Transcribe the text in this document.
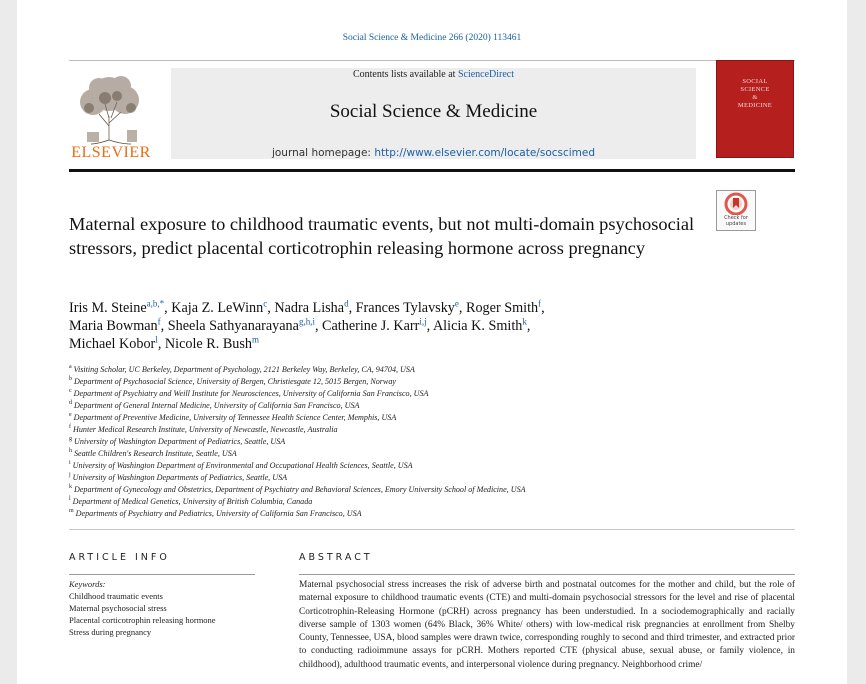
Social Science & Medicine 266 (2020) 113461
ELSEVIER
Contents lists available at ScienceDirect
Social Science & Medicine
journal homepage: http://www.elsevier.com/locate/socscimed
SOCIAL
SCIENCE
&
MEDICINE
Check for
updates
Maternal exposure to childhood traumatic events, but not multi-domain psychosocial stressors, predict placental corticotrophin releasing hormone across pregnancy
Iris M. Steine$^{a,b,*}$, Kaja Z. LeWinn$^c$, Nadra Lisha$^d$, Frances Tylavsky$^e$, Roger Smith$^f$,
Maria Bowman$^f$, Sheela Sathyanarayana$^{g,h,i}$, Catherine J. Karr$^{i,j}$, Alicia K. Smith$^k$,
Michael Kobor$^l$, Nicole R. Bush$^m$
$^a$ Visiting Scholar, UC Berkeley, Department of Psychology, 2121 Berkeley Way, Berkeley, CA, 94704, USA
$^b$ Department of Psychosocial Science, University of Bergen, Christiesgate 12, 5015 Bergen, Norway
$^c$ Department of Psychiatry and Weill Institute for Neurosciences, University of California San Francisco, USA
$^d$ Department of General Internal Medicine, University of California San Francisco, USA
$^e$ Department of Preventive Medicine, University of Tennessee Health Science Center, Memphis, USA
$^f$ Hunter Medical Research Institute, University of Newcastle, Newcastle, Australia
$^g$ University of Washington Department of Pediatrics, Seattle, USA
$^h$ Seattle Children's Research Institute, Seattle, USA
$^i$ University of Washington Department of Environmental and Occupational Health Sciences, Seattle, USA
$^j$ University of Washington Departments of Pediatrics, Seattle, USA
$^k$ Department of Gynecology and Obstetrics, Department of Psychiatry and Behavioral Sciences, Emory University School of Medicine, USA
$^l$ Department of Medical Genetics, University of British Columbia, Canada
$^m$ Departments of Psychiatry and Pediatrics, University of California San Francisco, USA
ARTICLE INFO
Keywords:
Childhood traumatic events
Maternal psychosocial stress
Placental corticotrophin releasing hormone
Stress during pregnancy
ABSTRACT

Maternal psychosocial stress increases the risk of adverse birth and postnatal outcomes for the mother and child, but the role of maternal exposure to childhood traumatic events (CTE) and multi-domain psychosocial stressors for the level and rise of placental Corticotrophin-Releasing Hormone (pCRH) across pregnancy has been understudied. In a sociodemographically and racially diverse sample of 1303 women (64% Black, 36% White/ others) with low-medical risk pregnancies at enrollment from Shelby County, Tennessee, USA, blood samples were drawn twice, corresponding roughly to second and third trimester, and extracted prior to conducting radioimmune assays for pCRH. Mothers reported CTE (physical abuse, sexual abuse, or family violence, in childhood), adulthood traumatic events, and interpersonal violence during pregnancy. Neighborhood crime/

------------------------------------

▶ Exercise description: Where the word "Washington" appears in a line of the entries, copy that line.

▶ Completed task:
$^g$ University of Washington Department of Pediatrics, Seattle, USA
$^i$ University of Washington Department of Environmental and Occupational Health Sciences, Seattle, USA
$^j$ University of Washington Departments of Pediatrics, Seattle, USA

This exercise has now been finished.